Brief: Report the number of lines in the entries below that include the word "Market", and nothing else.

──────── Record list

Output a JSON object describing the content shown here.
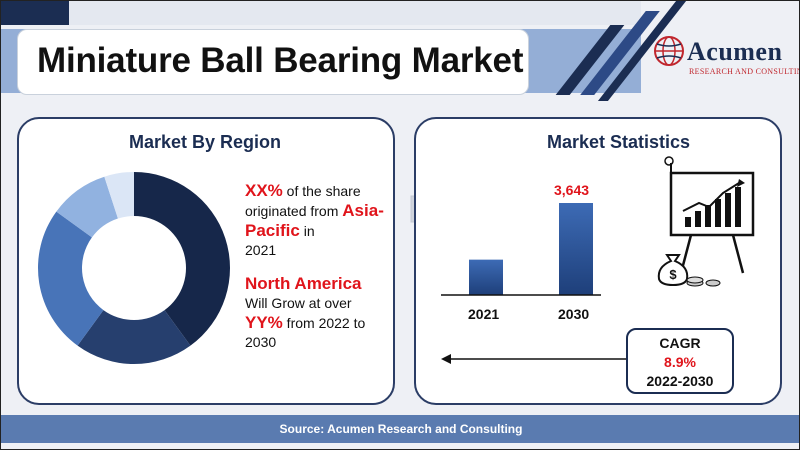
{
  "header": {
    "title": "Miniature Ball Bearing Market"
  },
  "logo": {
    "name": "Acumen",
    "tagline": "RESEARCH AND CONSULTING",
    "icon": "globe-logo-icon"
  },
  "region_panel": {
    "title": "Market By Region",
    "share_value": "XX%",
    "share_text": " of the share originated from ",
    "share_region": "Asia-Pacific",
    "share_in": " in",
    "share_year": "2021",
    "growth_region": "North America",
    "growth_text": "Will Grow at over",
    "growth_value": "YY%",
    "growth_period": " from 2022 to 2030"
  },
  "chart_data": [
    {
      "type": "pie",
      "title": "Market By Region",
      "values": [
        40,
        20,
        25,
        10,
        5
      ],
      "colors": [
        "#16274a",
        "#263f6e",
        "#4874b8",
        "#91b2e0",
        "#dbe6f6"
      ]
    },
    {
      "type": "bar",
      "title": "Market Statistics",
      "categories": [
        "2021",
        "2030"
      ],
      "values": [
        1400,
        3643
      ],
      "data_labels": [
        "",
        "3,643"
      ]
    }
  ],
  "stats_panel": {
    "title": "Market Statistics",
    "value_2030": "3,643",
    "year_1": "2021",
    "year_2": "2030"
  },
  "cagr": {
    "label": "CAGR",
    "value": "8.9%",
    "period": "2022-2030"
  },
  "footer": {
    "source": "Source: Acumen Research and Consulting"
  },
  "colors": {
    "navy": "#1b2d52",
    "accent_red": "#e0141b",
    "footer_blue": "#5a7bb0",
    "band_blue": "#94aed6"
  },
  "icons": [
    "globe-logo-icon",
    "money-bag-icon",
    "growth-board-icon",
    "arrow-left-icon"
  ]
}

────────────────
──────── Record list

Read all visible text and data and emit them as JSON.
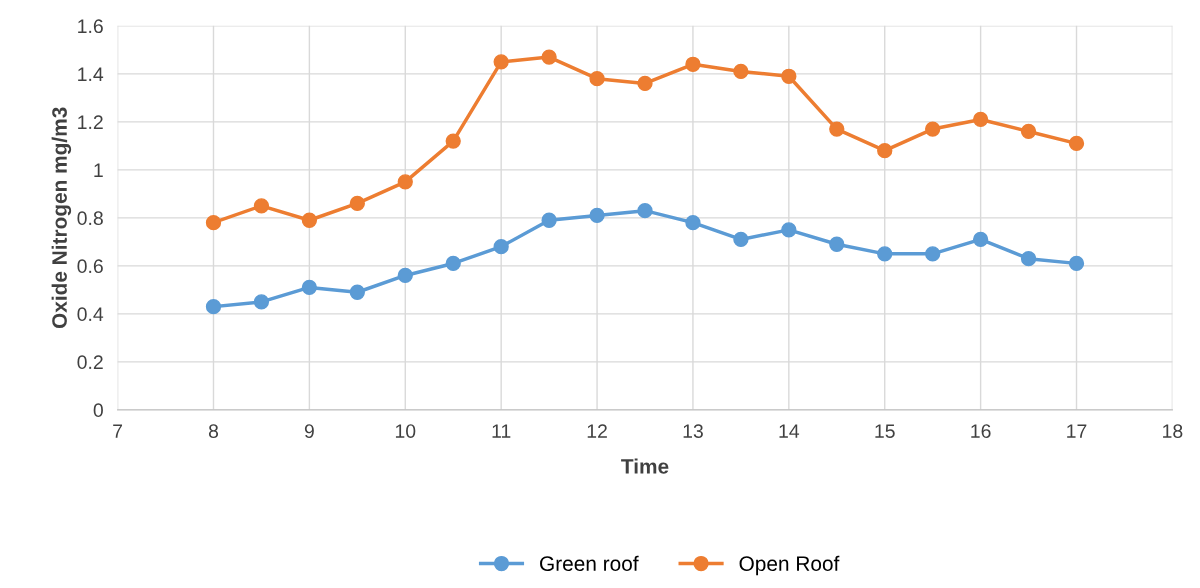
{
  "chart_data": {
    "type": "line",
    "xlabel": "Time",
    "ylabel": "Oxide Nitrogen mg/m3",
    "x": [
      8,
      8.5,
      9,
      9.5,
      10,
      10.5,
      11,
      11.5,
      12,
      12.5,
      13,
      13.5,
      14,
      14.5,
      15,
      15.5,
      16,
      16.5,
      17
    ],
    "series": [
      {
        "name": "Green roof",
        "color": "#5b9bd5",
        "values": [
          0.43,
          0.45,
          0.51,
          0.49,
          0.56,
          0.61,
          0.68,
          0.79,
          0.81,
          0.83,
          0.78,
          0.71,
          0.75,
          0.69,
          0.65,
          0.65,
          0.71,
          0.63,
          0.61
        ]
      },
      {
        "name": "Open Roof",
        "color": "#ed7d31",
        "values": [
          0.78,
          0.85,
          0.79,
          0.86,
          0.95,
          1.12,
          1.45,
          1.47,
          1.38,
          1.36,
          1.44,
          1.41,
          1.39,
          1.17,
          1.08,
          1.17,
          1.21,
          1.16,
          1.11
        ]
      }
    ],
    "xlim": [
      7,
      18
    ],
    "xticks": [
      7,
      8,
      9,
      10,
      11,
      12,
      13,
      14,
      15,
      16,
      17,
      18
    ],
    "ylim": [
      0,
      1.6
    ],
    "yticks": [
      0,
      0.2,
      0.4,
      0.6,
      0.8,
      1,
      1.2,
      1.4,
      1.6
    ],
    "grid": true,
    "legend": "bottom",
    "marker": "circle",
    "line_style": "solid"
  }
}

────────────────

Solved problem: 5